> Work to do:
Would you output the whole listing below, exactly as it reads?

> Excerpted records:
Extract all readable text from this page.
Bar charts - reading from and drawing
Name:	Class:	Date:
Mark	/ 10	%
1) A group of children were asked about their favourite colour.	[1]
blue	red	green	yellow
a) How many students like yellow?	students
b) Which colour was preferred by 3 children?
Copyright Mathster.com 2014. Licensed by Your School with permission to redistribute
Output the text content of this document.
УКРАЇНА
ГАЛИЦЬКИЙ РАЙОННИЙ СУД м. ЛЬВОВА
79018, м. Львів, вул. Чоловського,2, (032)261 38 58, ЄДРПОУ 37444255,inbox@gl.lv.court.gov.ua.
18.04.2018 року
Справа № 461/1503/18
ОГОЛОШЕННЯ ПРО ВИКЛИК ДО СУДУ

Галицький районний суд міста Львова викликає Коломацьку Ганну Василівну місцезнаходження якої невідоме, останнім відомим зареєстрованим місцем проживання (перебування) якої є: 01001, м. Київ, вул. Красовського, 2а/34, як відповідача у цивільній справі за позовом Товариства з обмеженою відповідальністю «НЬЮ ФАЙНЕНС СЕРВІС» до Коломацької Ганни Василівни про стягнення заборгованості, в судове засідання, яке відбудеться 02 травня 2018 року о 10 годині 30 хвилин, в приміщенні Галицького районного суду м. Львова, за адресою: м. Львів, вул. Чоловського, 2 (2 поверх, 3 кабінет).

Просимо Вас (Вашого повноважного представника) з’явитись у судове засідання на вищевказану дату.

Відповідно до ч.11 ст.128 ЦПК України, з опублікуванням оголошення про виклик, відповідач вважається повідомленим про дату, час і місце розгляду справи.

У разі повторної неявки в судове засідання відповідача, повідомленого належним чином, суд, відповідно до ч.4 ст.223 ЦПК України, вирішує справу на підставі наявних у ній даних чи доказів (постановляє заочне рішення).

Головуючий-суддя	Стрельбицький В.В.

> Result:
Extract all readable text from this page.
Bar charts - reading from and drawing
Name:	Class:	Date:
Mark	/ 10	%
1) A group of children were asked about their favourite colour.	[1]
blue	red	green	yellow
a) How many students like yellow?	students
b) Which colour was preferred by 3 children?
Copyright Mathster.com 2014. Licensed by Your School with permission to redistribute
Output the text content of this document.
УКРАЇНА
ГАЛИЦЬКИЙ РАЙОННИЙ СУД м. ЛЬВОВА
79018, м. Львів, вул. Чоловського,2, (032)261 38 58, ЄДРПОУ 37444255,inbox@gl.lv.court.gov.ua.
18.04.2018 року
Справа № 461/1503/18
ОГОЛОШЕННЯ ПРО ВИКЛИК ДО СУДУ

Галицький районний суд міста Львова викликає Коломацьку Ганну Василівну місцезнаходження якої невідоме, останнім відомим зареєстрованим місцем проживання (перебування) якої є: 01001, м. Київ, вул. Красовського, 2а/34, як відповідача у цивільній справі за позовом Товариства з обмеженою відповідальністю «НЬЮ ФАЙНЕНС СЕРВІС» до Коломацької Ганни Василівни про стягнення заборгованості, в судове засідання, яке відбудеться 02 травня 2018 року о 10 годині 30 хвилин, в приміщенні Галицького районного суду м. Львова, за адресою: м. Львів, вул. Чоловського, 2 (2 поверх, 3 кабінет).

Просимо Вас (Вашого повноважного представника) з’явитись у судове засідання на вищевказану дату.

Відповідно до ч.11 ст.128 ЦПК України, з опублікуванням оголошення про виклик, відповідач вважається повідомленим про дату, час і місце розгляду справи.

У разі повторної неявки в судове засідання відповідача, повідомленого належним чином, суд, відповідно до ч.4 ст.223 ЦПК України, вирішує справу на підставі наявних у ній даних чи доказів (постановляє заочне рішення).

Головуючий-суддя	Стрельбицький В.В.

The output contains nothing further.